● Provided information:
☆ ☆ ☆
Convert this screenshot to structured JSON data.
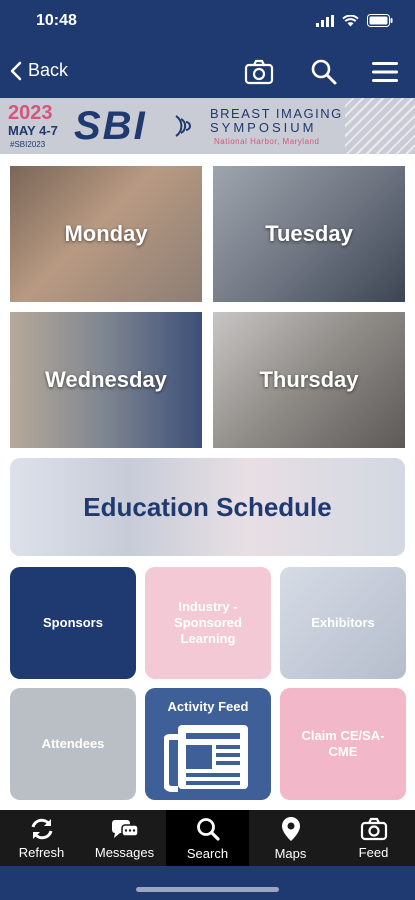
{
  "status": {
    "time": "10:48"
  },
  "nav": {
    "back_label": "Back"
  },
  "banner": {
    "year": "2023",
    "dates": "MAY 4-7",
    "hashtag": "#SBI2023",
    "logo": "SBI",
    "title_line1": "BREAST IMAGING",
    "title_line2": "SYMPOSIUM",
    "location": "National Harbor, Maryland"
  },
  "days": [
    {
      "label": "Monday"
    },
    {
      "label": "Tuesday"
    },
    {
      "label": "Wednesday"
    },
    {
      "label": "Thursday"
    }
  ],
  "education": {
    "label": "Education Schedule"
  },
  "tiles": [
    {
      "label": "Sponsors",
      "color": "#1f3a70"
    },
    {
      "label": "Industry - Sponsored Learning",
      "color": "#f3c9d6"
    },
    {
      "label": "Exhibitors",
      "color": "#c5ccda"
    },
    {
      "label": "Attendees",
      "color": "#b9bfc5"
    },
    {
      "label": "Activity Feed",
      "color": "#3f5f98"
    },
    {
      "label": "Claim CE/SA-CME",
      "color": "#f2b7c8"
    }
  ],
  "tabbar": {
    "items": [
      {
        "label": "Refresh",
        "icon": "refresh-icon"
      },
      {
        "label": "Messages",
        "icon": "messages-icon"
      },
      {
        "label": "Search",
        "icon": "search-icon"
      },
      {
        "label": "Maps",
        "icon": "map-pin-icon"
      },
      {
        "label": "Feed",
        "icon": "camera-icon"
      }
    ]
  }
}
☆ ☆ ☆
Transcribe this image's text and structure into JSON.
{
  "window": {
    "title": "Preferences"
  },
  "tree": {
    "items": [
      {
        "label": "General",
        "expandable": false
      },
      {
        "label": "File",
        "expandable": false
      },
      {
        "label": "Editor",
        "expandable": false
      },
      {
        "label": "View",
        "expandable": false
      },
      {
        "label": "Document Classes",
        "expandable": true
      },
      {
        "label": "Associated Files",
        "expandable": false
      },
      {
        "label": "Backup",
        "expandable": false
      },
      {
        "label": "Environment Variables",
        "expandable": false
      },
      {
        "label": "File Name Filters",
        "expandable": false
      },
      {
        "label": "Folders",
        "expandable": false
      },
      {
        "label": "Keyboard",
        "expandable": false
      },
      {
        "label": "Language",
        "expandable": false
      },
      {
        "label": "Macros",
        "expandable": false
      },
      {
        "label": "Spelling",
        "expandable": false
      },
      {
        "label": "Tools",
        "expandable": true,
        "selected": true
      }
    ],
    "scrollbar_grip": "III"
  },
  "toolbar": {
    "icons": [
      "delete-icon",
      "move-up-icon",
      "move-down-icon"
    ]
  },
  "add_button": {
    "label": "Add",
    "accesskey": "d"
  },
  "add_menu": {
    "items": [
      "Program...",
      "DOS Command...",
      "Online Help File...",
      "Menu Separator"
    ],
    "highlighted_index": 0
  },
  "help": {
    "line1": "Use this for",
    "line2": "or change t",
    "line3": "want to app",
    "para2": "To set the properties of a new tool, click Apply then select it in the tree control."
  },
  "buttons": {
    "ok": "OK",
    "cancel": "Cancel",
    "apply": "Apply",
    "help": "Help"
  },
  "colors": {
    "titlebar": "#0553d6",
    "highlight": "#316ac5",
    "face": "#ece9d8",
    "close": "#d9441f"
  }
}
☆ ☆ ☆
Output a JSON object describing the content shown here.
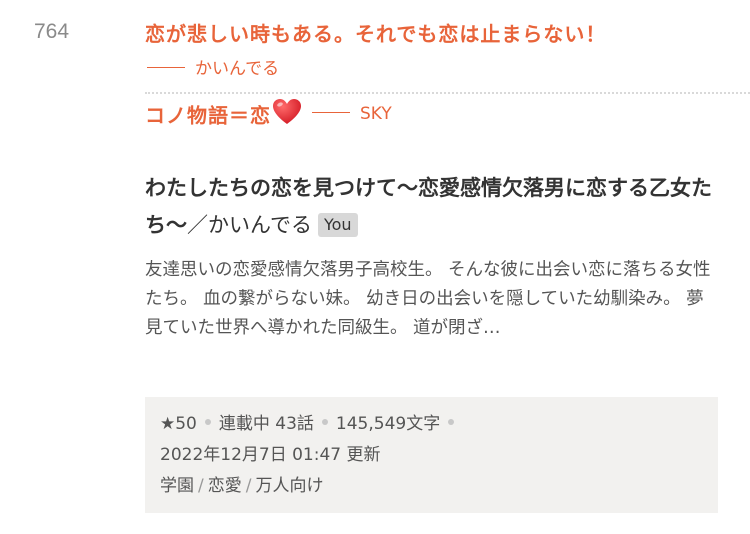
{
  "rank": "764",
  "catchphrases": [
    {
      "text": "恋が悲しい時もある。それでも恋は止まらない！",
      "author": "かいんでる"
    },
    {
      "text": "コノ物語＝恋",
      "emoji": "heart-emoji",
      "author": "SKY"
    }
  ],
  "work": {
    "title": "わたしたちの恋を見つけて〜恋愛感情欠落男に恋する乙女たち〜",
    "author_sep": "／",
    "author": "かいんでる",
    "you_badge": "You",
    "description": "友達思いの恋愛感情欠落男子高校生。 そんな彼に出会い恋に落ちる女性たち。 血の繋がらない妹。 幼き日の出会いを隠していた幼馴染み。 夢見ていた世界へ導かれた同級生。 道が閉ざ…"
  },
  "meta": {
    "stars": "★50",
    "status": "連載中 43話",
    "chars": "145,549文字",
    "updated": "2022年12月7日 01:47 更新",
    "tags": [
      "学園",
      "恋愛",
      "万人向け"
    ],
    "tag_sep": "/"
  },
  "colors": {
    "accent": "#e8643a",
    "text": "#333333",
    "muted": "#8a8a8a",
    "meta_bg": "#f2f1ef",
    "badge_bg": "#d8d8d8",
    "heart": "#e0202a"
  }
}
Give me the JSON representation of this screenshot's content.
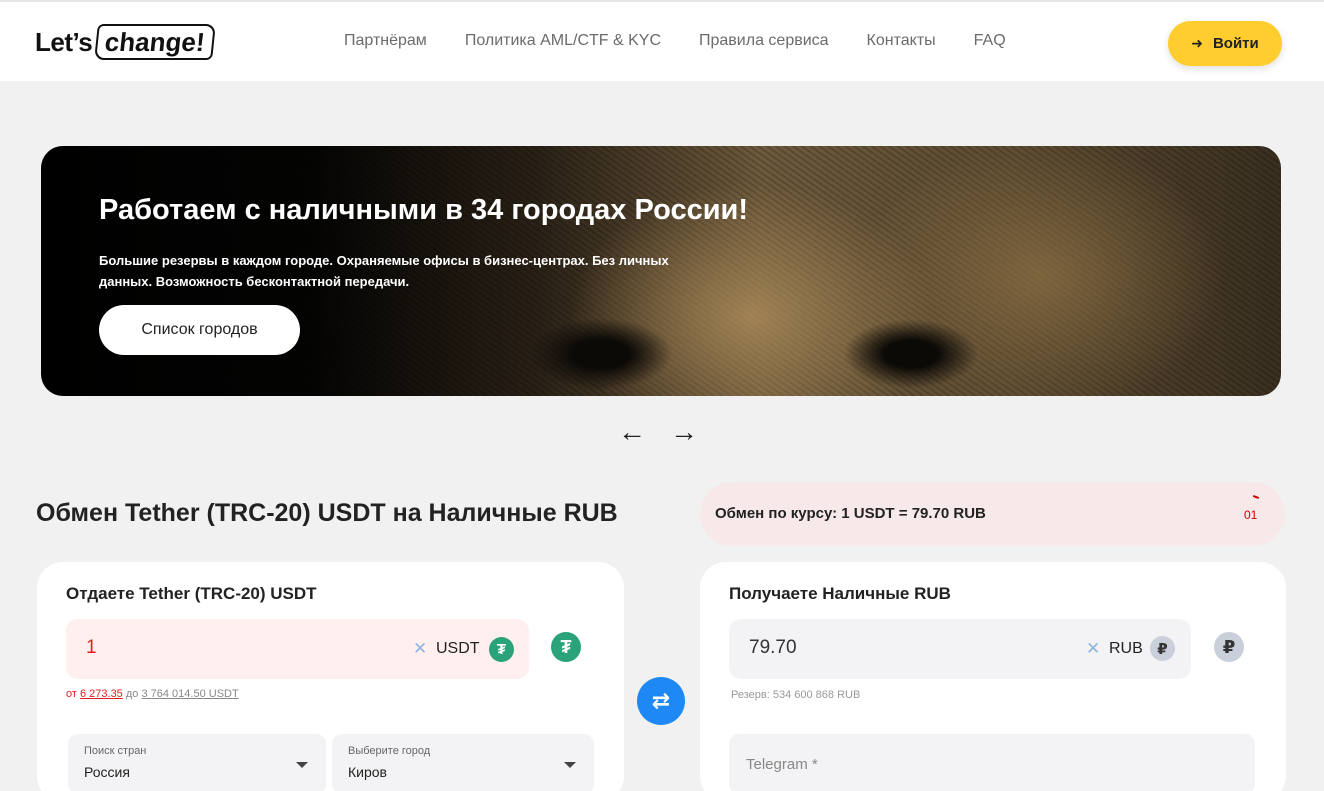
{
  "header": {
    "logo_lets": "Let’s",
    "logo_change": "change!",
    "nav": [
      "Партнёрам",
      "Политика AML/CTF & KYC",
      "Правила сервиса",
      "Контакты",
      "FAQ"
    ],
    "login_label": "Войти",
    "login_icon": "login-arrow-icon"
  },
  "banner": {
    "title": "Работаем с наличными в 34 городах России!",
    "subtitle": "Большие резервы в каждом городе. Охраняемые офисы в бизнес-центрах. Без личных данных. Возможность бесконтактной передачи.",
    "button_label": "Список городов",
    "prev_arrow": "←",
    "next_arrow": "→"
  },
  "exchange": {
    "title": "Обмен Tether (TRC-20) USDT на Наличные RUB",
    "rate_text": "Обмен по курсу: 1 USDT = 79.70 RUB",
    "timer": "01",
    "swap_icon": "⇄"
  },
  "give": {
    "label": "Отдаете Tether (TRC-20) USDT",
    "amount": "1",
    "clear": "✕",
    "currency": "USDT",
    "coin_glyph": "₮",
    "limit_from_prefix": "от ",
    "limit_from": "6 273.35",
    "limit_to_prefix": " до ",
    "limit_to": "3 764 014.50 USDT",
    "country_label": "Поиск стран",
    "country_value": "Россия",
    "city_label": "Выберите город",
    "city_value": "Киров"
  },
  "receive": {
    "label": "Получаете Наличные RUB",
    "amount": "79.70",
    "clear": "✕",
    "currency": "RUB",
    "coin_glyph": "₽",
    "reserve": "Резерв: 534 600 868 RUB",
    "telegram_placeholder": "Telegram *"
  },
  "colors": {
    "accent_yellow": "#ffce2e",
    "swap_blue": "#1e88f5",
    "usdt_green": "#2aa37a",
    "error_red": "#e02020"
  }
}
☆ ☆ ☆
● Exercise requirements: Go through the data and gather every line that holds "Apply".

● Response to this task:
    "para2": "To set the properties of a new tool, click Apply then select it in the tree control."
    "apply": "Apply",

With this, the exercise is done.